• _Document passage_:
━━━
Sudden Power is apt to be insolent, Sudden Liberty saucy; that behaves best which has grown gradually.

He that best understands the World, least likes it.

July. VII Month.

Anger is never without a Reason, but seldom with a good One.

He that is of Opinion Money will do every Thing, may well be suspected of doing every Thing for Money.

An ill Wound, but not an ill Name, may be healed.

August. VIII Month.

When out of Favour, none know thee; when in, thou dost not know thyself.

A lean Award is better than a fat Judgment.

God, Parents, and Instructors, can never be requited.

September. IX Month.

He that builds before he counts the Cost, acts foolishly; and he that counts before he builds, finds he did not count wisely.

Patience in Market, is worth Pounds in a Year.

Danger is Sauce for Prayers.

October. X Month.

If you have no Honey in your Pot, have some in your Mouth.

A Pair of good Ears will drain dry an hundred Tongues.

November. XI Month.

Serving God is Doing Good to Man, but Praying is thought an easier Service, and therefore more generally chosen.

Nothing humbler than Ambition, when it is about to climb.

December. XII Month.

The discontented Man finds no easy Chair.

Virtue and a Trade, are a Child’s best Portion.

Gifts much expected, are paid, not given.

On Sunday, the 6th Day of May, in the Morning, the Planet Mercury may be seen to make a black Spot in the Sun’s Body, according to the following Calculation.6

D. h. m.
Middle Time of the true ☌ 1753, May 5 15 43   P.M.
Equation of Time, add 4
Apparent Time of the true ☌ 5 15 47
Mean Anomaly of the Sun, 10 6 21
Mean Anomaly of Mercury, 10 19 47
Dist. of the ☉ from the Log 5,004518
☿ from the ☉ 4,656557
☿ from the 4,745839
Geocentrick Longitude ☉ and ☿ ♉︎ 15° 53′ 0″
Geocentrick Latitude, 3 19
Anomaly of Commutation, 6 0 0
Inclination, or Heliocentrick Lat. of ☿ S.A. 4 3
Elongation to six Hours before the true ☌ 23 24
Difference of Latitude in six Hours, 4 18
Angle of the visible Way, 10 25
Nearest Approach of their Centers, 3 15
Motion from the Middle to the true ☌ 35
Latitude of ☿ at the Middle, 3 4
Motion of Half the visible Way, 15 24
Motion of Half Duration, 15 9
Diff. of Lat. between the Mid. Begin. and End, 2 47
Geocentrick Latitude at the Beginning, S.A. 0 17
Geocentrick Latitude at the End, S.A. 5 51
Time from the true ☌ to the Middle, 9 4
Time of Half Duration, 3 53
The Arch of the ☉’s Perimeter at the Begin. 1 2
The Arch of the ☉’s Perimeter at the End, 21 48
Apparent Semidiameter of the Sun, 15 45
Apparent Semidiameter of ☿ 0 6
Mercury enters the Sun’s Disk, May 5, 11 44   P.M.
━━━
• _Record extracts_:
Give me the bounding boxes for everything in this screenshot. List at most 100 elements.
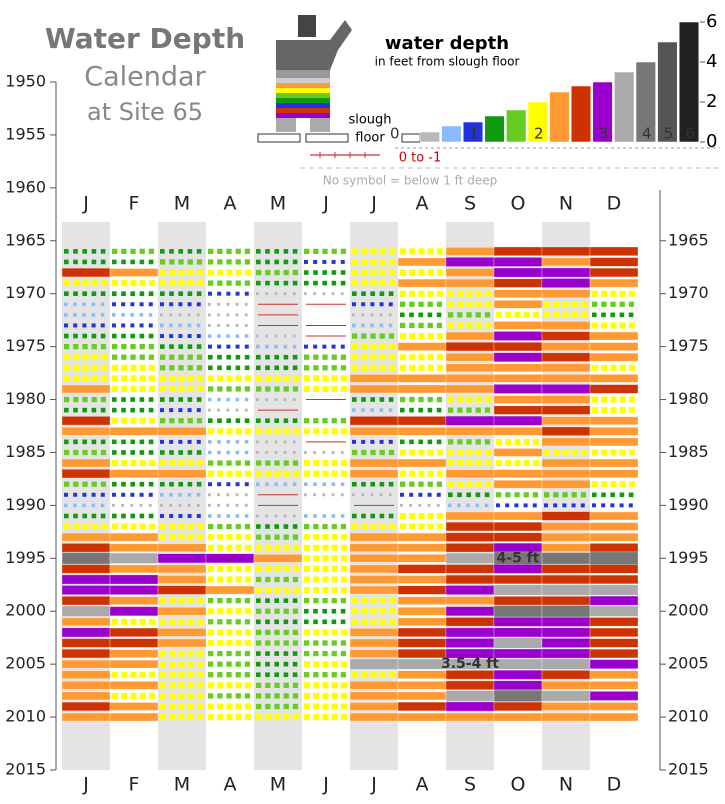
depth-cell [244,544,251,551]
depth-cell [313,428,320,435]
depth-cell [292,460,299,466]
depth-cell [304,451,307,454]
depth-cell [226,693,232,699]
depth-cell [100,364,107,371]
depth-cell [256,334,259,338]
depth-cell [475,503,480,508]
depth-cell [226,302,230,306]
depth-cell [256,640,262,646]
depth-cell [322,523,328,530]
depth-cell [304,470,311,477]
depth-cell [304,650,310,657]
depth-cell [196,269,203,276]
depth-cell [379,354,386,361]
depth-cell [313,682,320,689]
depth-cell [109,638,159,648]
depth-cell [304,418,310,424]
depth-cell [109,712,159,722]
depth-cell [418,322,424,329]
depth-cell [493,257,543,267]
depth-cell [82,354,89,361]
depth-cell [493,267,543,278]
depth-cell [541,246,591,257]
depth-cell [370,258,377,265]
figure-label: slough [348,113,391,128]
depth-cell [379,248,386,255]
legend-x-label: 0 [390,125,400,143]
depth-cell [265,682,271,688]
depth-cell [409,290,416,297]
depth-cell [112,313,116,317]
depth-cell [352,333,358,339]
depth-cell [169,302,174,307]
depth-cell [388,364,395,371]
depth-cell [427,354,434,361]
depth-cell [235,302,239,306]
depth-cell [235,440,240,444]
legend-bar [614,71,635,143]
depth-cell [217,428,224,435]
depth-cell [379,597,386,604]
depth-cell [130,333,136,339]
depth-cell [409,364,416,371]
depth-cell [610,312,616,318]
depth-cell [541,584,591,596]
depth-cell [235,460,241,466]
depth-cell [409,354,416,361]
month-label: N [559,193,573,215]
depth-cell [178,291,184,296]
depth-cell [160,397,165,402]
depth-cell [475,492,481,498]
depth-cell [409,492,414,497]
depth-cell [100,343,107,350]
depth-cell [208,440,212,444]
depth-cell [274,418,280,424]
depth-cell [283,619,289,625]
depth-cell [73,343,79,350]
depth-cell [283,344,288,349]
depth-cell [466,503,470,508]
depth-cell [370,291,376,296]
depth-cell [73,396,79,403]
depth-cell [109,564,159,574]
depth-cell [196,375,203,382]
depth-cell [139,492,144,497]
depth-cell [322,375,329,382]
depth-cell [256,440,259,444]
depth-cell [313,534,320,541]
depth-cell [379,618,386,625]
depth-cell [466,481,473,488]
depth-cell [427,332,434,340]
depth-cell [256,672,261,678]
depth-cell [265,514,269,518]
depth-cell [331,259,336,264]
depth-cell [589,426,639,436]
depth-cell [64,439,69,445]
depth-cell [553,311,560,318]
title: Water Depth [45,22,245,55]
depth-cell [274,629,280,636]
depth-cell [340,375,347,382]
depth-cell [352,248,359,255]
depth-cell [208,608,215,615]
depth-cell [235,324,239,327]
depth-cell [217,565,224,572]
depth-cell [361,280,368,287]
depth-cell [541,363,591,373]
depth-cell [571,449,578,456]
depth-cell [313,619,318,625]
depth-cell [244,661,251,667]
depth-cell [292,661,298,667]
depth-cell [187,354,193,360]
depth-cell [340,619,346,625]
depth-cell [304,385,311,393]
depth-cell [226,523,232,530]
depth-cell [493,479,543,489]
depth-cell [313,375,320,382]
depth-cell [160,418,166,424]
depth-cell [100,481,107,487]
depth-cell [265,672,270,678]
depth-cell [217,482,222,487]
depth-cell [283,280,289,286]
depth-cell [61,552,111,565]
━━━
• _Parts of the exercise_:
**a)** In the passage, on what day and at what time of day may Mercury be seen as a black spot on the Sun?
**b)** Rewrite everything in the passage from "God, Parents, and" down to "Sauce for Prayers.", with "Sauce" changed to "Spice".
**c)** Translate this sentence from the passage into Spanish: "A Pair of good Ears will drain dry an hundred Tongues."

• _Solutions for each task_:
**a)** On Sunday, the 6th day of May, in the morning.

**b)**
God, Parents, and Instructors, can never be requited.

September. IX Month.

He that builds before he counts the Cost, acts foolishly; and he that counts before he builds, finds he did not count wisely.

Patience in Market, is worth Pounds in a Year.

Danger is Spice for Prayers.

**c)** Un par de buenos oídos dejará secas a cien lenguas.